▸ **WHAT YOU NEED TO DO**: Locate the word "CBMM" in the data below, then copy every line that holds it.

▸ **DATA LISTING**:
==============================

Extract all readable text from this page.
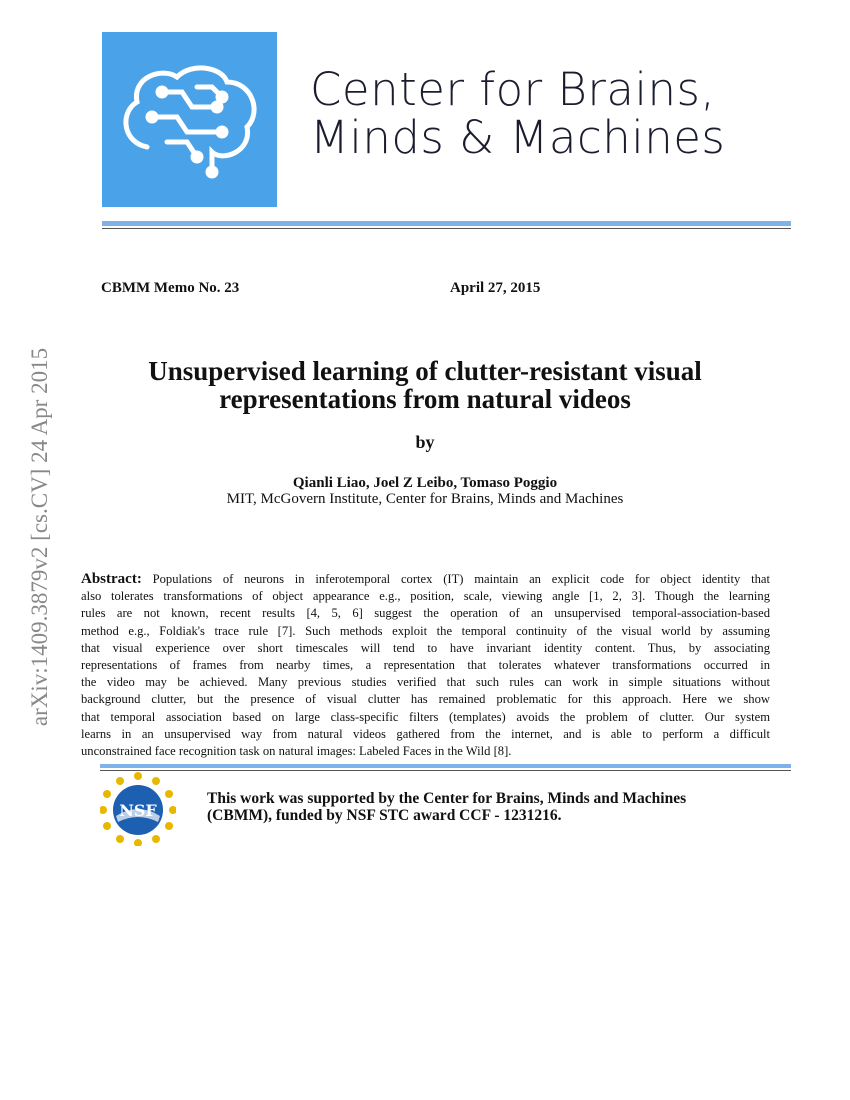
Center for Brains,
Minds & Machines
CBMM Memo No. 23	April 27, 2015
Unsupervised learning of clutter-resistant visual
representations from natural videos
by
Qianli Liao, Joel Z Leibo, Tomaso Poggio
MIT, McGovern Institute, Center for Brains, Minds and Machines
Abstract: Populations of neurons in inferotemporal cortex (IT) maintain an explicit code for object identity that
also tolerates transformations of object appearance e.g., position, scale, viewing angle [1, 2, 3]. Though the learning
rules are not known, recent results [4, 5, 6] suggest the operation of an unsupervised temporal-association-based
method e.g., Foldiak's trace rule [7]. Such methods exploit the temporal continuity of the visual world by assuming
that visual experience over short timescales will tend to have invariant identity content. Thus, by associating
representations of frames from nearby times, a representation that tolerates whatever transformations occurred in
the video may be achieved. Many previous studies verified that such rules can work in simple situations without
background clutter, but the presence of visual clutter has remained problematic for this approach. Here we show
that temporal association based on large class-specific filters (templates) avoids the problem of clutter. Our system
learns in an unsupervised way from natural videos gathered from the internet, and is able to perform a difficult
unconstrained face recognition task on natural images: Labeled Faces in the Wild [8].
NSF
This work was supported by the Center for Brains, Minds and Machines
(CBMM), funded by NSF STC award CCF - 1231216.
arXiv:1409.3879v2 [cs.CV] 24 Apr 2015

==============================

▸ **ANSWER TO THE TASK**:
CBMM Memo No. 23	April 27, 2015
(CBMM), funded by NSF STC award CCF - 1231216.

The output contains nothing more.